Exercise instructions:
Restate, word for word, all of the material shown below.

─── Provided information

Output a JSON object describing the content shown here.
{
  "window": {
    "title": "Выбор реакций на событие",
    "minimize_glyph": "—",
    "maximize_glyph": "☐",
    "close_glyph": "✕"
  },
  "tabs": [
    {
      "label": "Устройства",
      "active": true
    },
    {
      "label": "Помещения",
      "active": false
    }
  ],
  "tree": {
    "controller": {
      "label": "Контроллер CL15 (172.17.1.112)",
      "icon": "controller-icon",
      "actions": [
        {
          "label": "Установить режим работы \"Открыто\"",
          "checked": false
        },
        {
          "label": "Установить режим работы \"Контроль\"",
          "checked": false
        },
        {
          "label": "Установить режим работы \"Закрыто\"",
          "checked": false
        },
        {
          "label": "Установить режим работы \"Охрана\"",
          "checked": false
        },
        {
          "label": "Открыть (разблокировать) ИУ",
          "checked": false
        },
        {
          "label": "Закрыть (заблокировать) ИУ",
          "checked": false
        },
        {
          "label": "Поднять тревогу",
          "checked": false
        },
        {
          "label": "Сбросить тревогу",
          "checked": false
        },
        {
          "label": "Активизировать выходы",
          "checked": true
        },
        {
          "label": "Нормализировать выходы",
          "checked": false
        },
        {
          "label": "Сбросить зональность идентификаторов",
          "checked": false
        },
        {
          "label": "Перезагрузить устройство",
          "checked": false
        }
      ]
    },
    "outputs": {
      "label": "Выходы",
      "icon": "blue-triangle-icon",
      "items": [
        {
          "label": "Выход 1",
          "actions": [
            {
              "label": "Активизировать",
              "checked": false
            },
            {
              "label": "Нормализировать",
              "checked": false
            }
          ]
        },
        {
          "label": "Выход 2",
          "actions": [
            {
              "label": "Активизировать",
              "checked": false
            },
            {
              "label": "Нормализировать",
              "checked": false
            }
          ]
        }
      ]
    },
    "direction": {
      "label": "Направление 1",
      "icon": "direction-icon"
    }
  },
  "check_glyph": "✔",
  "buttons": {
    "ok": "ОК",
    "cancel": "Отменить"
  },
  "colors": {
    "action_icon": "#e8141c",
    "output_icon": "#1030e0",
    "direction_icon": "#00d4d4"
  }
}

──────

Output below:
Output a JSON object describing the content shown here.
{
  "window": {
    "title": "Выбор реакций на событие",
    "minimize_glyph": "—",
    "maximize_glyph": "☐",
    "close_glyph": "✕"
  },
  "tabs": [
    {
      "label": "Устройства",
      "active": true
    },
    {
      "label": "Помещения",
      "active": false
    }
  ],
  "tree": {
    "controller": {
      "label": "Контроллер CL15 (172.17.1.112)",
      "icon": "controller-icon",
      "actions": [
        {
          "label": "Установить режим работы \"Открыто\"",
          "checked": false
        },
        {
          "label": "Установить режим работы \"Контроль\"",
          "checked": false
        },
        {
          "label": "Установить режим работы \"Закрыто\"",
          "checked": false
        },
        {
          "label": "Установить режим работы \"Охрана\"",
          "checked": false
        },
        {
          "label": "Открыть (разблокировать) ИУ",
          "checked": false
        },
        {
          "label": "Закрыть (заблокировать) ИУ",
          "checked": false
        },
        {
          "label": "Поднять тревогу",
          "checked": false
        },
        {
          "label": "Сбросить тревогу",
          "checked": false
        },
        {
          "label": "Активизировать выходы",
          "checked": true
        },
        {
          "label": "Нормализировать выходы",
          "checked": false
        },
        {
          "label": "Сбросить зональность идентификаторов",
          "checked": false
        },
        {
          "label": "Перезагрузить устройство",
          "checked": false
        }
      ]
    },
    "outputs": {
      "label": "Выходы",
      "icon": "blue-triangle-icon",
      "items": [
        {
          "label": "Выход 1",
          "actions": [
            {
              "label": "Активизировать",
              "checked": false
            },
            {
              "label": "Нормализировать",
              "checked": false
            }
          ]
        },
        {
          "label": "Выход 2",
          "actions": [
            {
              "label": "Активизировать",
              "checked": false
            },
            {
              "label": "Нормализировать",
              "checked": false
            }
          ]
        }
      ]
    },
    "direction": {
      "label": "Направление 1",
      "icon": "direction-icon"
    }
  },
  "check_glyph": "✔",
  "buttons": {
    "ok": "ОК",
    "cancel": "Отменить"
  },
  "colors": {
    "action_icon": "#e8141c",
    "output_icon": "#1030e0",
    "direction_icon": "#00d4d4"
  }
}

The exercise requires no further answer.